> _SET EXERCISE_
In the entries that follow, find the word "maximum" and report each line it is on.
────────────────────────────────────────
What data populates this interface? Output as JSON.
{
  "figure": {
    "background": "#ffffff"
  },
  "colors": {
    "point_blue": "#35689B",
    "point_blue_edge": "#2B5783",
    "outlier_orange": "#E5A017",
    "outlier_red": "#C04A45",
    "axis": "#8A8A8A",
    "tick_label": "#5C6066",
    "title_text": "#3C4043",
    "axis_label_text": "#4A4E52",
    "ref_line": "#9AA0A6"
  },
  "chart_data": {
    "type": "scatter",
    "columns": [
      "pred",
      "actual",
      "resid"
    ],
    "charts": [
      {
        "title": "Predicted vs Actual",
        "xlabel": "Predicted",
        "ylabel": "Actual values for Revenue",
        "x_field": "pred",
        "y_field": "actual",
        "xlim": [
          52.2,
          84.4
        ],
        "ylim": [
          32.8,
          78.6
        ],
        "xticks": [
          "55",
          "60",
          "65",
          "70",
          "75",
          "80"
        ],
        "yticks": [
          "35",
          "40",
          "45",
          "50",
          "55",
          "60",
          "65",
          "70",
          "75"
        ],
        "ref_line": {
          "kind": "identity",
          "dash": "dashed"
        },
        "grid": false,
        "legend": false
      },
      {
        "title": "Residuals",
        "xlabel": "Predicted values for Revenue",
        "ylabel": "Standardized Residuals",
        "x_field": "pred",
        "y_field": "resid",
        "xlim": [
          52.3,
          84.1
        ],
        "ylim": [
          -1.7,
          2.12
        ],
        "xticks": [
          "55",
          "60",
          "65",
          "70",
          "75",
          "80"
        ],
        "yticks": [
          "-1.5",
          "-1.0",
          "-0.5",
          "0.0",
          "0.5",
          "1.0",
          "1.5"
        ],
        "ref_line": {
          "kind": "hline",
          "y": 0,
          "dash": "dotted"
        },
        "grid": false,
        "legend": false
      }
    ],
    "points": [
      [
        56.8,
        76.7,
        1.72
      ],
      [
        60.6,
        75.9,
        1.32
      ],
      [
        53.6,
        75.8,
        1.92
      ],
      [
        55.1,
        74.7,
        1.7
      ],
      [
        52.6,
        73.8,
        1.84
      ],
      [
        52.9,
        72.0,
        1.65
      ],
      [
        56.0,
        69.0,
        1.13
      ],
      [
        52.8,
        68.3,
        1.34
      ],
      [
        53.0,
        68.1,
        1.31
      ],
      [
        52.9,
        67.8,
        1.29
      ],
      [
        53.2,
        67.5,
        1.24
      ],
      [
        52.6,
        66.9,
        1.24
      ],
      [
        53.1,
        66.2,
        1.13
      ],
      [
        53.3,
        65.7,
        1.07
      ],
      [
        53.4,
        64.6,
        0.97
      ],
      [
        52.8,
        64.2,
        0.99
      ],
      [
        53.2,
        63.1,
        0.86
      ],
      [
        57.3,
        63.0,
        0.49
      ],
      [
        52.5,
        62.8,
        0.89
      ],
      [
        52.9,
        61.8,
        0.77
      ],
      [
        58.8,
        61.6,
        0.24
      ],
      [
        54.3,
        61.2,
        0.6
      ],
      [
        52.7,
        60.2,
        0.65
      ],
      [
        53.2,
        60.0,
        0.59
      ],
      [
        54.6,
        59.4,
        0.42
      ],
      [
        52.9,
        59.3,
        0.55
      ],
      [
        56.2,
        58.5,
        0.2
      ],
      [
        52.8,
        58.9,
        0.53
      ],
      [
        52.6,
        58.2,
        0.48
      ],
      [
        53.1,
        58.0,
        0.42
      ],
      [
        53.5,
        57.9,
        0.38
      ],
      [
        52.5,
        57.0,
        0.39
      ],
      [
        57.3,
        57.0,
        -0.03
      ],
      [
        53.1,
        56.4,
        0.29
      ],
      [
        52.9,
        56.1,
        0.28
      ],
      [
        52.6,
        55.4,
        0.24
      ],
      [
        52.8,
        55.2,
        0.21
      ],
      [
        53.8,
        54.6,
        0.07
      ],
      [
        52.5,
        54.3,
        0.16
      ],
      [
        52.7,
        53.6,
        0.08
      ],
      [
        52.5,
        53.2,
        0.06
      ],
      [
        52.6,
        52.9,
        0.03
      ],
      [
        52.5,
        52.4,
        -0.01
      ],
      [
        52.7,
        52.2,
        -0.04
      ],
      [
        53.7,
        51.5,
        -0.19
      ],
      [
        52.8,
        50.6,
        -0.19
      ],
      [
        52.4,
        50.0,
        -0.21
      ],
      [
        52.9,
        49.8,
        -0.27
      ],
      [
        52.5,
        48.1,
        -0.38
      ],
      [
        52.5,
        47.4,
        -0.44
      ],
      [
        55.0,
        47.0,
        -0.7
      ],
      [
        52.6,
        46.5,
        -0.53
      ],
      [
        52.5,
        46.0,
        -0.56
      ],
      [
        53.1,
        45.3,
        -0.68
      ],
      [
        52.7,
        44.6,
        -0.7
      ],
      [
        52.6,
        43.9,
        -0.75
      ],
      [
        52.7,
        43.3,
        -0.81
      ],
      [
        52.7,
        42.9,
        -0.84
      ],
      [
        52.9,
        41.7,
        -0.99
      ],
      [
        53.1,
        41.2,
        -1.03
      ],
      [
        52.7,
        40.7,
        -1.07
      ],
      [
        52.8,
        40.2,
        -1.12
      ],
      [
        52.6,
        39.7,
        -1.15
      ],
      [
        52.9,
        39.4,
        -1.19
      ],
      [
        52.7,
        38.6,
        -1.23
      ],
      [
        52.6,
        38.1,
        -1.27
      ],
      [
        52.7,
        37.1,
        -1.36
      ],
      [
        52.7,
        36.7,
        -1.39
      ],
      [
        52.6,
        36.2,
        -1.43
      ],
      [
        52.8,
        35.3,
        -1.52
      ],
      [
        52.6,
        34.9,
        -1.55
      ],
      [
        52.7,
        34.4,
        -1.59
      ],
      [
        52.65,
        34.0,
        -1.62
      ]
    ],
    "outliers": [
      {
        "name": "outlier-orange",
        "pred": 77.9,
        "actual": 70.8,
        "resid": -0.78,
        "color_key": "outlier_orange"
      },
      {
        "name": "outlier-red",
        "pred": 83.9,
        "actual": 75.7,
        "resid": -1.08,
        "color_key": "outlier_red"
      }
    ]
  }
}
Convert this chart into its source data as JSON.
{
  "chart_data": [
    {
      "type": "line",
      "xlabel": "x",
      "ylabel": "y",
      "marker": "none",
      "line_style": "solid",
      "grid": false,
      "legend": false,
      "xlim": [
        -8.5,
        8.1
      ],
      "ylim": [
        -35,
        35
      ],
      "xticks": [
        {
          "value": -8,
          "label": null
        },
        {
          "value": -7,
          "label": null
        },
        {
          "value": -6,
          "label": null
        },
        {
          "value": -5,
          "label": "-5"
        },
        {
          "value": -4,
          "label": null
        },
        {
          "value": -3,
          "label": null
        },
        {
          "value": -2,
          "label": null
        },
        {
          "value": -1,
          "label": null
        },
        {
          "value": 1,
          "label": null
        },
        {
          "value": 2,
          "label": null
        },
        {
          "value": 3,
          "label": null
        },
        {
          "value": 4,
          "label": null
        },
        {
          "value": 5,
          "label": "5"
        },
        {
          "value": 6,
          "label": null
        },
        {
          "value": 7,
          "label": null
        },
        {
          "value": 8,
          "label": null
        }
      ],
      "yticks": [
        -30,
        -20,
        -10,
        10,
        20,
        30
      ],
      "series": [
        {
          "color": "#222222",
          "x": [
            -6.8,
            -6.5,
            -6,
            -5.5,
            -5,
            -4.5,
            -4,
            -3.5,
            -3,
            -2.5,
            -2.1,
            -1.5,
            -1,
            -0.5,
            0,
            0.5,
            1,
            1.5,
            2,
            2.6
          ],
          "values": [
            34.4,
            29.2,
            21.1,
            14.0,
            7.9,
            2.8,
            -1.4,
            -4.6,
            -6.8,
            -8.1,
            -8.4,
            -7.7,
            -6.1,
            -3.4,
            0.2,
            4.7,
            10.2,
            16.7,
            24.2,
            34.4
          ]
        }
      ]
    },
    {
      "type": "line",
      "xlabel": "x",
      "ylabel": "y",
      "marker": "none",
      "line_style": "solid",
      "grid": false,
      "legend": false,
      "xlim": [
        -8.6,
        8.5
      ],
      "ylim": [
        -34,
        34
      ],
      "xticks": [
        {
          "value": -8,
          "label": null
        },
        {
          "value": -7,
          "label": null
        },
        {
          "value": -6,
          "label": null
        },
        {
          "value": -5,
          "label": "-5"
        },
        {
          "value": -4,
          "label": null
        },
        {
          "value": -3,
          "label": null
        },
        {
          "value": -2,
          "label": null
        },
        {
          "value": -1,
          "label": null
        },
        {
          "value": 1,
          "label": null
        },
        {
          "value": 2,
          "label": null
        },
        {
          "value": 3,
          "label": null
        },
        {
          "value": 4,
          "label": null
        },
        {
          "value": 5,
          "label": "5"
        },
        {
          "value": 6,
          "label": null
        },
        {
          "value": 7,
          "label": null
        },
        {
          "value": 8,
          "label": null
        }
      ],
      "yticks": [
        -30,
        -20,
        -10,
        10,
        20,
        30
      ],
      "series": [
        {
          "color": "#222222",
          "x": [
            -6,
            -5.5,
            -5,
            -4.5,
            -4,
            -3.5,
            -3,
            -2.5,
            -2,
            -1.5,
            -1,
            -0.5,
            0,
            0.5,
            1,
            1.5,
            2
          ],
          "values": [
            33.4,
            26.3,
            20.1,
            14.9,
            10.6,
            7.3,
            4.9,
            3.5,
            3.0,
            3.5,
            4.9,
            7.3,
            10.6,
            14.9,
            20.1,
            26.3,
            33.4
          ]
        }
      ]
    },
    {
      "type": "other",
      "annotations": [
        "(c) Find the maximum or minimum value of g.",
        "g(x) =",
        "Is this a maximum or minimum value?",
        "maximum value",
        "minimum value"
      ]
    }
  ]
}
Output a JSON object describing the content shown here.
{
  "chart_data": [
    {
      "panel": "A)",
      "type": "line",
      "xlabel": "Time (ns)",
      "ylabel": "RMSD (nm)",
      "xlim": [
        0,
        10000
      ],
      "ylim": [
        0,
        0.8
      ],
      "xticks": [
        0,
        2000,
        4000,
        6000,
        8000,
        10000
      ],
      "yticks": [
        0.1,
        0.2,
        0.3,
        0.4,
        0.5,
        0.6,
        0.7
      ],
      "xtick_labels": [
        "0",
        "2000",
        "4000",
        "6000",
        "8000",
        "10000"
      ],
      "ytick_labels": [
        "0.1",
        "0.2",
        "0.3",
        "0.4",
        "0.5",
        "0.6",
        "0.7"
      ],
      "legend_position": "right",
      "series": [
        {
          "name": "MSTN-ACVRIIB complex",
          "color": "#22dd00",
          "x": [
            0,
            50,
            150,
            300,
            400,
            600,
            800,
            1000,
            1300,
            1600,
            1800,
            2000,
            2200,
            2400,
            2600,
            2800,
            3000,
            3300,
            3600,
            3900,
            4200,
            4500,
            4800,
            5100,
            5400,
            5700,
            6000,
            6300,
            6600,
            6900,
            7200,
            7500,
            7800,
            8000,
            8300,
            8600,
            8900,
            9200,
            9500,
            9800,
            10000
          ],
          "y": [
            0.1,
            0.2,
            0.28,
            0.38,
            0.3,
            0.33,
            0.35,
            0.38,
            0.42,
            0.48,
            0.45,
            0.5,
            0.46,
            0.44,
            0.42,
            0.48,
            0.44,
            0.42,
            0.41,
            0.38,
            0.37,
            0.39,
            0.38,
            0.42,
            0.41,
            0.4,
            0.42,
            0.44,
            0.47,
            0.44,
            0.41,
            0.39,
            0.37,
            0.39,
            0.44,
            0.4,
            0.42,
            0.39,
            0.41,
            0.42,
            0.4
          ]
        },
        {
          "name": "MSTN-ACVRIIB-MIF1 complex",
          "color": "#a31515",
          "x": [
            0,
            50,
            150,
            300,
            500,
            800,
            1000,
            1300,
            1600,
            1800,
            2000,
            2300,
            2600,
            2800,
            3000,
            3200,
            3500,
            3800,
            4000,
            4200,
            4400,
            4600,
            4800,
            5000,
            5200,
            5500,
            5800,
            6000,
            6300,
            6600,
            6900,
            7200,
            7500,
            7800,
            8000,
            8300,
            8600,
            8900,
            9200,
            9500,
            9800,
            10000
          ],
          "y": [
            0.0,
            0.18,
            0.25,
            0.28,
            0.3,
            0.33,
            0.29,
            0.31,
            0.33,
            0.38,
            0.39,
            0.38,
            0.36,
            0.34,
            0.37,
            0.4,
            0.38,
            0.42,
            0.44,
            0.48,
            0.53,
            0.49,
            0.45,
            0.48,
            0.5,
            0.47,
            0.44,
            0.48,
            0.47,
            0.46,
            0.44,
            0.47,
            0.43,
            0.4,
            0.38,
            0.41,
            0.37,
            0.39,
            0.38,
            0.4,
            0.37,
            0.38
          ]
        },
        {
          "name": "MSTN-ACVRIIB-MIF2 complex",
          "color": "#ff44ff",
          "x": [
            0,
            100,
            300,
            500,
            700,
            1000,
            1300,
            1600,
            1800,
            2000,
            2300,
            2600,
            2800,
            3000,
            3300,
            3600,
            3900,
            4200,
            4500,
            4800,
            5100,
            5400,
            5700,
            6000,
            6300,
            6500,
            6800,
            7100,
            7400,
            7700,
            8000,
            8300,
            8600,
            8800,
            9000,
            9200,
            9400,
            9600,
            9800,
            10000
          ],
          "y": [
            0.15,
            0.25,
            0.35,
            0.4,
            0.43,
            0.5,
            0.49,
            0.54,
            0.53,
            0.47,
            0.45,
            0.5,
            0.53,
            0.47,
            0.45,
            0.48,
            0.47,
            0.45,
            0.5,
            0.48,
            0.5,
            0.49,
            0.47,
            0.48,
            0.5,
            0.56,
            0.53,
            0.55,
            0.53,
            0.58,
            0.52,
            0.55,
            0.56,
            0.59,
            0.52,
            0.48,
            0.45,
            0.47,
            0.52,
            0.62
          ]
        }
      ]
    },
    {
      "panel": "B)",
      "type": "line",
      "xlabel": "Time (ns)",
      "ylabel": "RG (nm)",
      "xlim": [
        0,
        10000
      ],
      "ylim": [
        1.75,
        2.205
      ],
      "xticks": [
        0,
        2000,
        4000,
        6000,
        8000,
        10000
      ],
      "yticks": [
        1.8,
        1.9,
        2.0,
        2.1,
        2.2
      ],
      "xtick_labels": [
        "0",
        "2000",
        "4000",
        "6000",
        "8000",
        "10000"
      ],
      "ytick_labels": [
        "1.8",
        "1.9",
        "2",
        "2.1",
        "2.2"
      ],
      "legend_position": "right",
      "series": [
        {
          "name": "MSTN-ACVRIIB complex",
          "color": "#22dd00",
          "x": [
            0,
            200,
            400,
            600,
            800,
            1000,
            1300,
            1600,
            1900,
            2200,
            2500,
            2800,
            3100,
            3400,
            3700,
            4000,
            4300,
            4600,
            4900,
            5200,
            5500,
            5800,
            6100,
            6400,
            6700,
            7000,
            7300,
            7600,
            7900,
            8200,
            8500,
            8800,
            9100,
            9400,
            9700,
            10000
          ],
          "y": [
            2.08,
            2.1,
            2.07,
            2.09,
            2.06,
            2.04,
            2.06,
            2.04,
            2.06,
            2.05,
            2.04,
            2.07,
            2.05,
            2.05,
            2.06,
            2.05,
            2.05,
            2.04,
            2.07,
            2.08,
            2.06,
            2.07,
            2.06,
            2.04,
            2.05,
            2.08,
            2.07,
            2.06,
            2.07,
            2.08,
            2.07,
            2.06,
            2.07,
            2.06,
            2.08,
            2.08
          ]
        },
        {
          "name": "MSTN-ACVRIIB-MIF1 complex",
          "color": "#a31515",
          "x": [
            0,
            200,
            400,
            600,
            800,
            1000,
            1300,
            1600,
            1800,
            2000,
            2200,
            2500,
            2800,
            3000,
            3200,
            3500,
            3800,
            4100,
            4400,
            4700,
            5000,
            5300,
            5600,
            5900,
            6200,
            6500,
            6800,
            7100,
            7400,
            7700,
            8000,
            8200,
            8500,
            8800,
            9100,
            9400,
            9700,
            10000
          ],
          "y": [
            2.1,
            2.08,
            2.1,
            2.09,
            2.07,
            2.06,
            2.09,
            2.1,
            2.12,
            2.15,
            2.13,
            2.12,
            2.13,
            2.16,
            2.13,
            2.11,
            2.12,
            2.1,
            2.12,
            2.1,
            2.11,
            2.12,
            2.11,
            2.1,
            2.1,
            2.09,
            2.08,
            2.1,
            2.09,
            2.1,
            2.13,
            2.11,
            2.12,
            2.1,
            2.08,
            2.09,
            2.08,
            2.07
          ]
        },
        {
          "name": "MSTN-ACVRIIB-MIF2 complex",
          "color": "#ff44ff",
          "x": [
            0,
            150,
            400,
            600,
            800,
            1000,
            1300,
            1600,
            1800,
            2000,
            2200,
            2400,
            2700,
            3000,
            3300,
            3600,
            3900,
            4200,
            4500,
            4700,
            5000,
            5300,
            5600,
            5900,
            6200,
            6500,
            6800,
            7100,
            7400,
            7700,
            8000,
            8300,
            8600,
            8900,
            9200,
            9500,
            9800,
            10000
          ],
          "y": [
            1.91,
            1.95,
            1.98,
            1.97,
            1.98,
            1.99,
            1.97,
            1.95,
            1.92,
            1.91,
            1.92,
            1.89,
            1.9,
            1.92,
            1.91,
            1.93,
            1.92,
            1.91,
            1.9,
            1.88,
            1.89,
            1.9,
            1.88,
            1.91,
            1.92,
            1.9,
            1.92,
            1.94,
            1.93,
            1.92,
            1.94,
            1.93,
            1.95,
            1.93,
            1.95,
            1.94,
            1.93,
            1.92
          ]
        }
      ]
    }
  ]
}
────────────────────────────────────────
> _WRITTEN ANSWER_
        "(c) Find the maximum or minimum value of g.",
        "Is this a maximum or minimum value?",
        "maximum value",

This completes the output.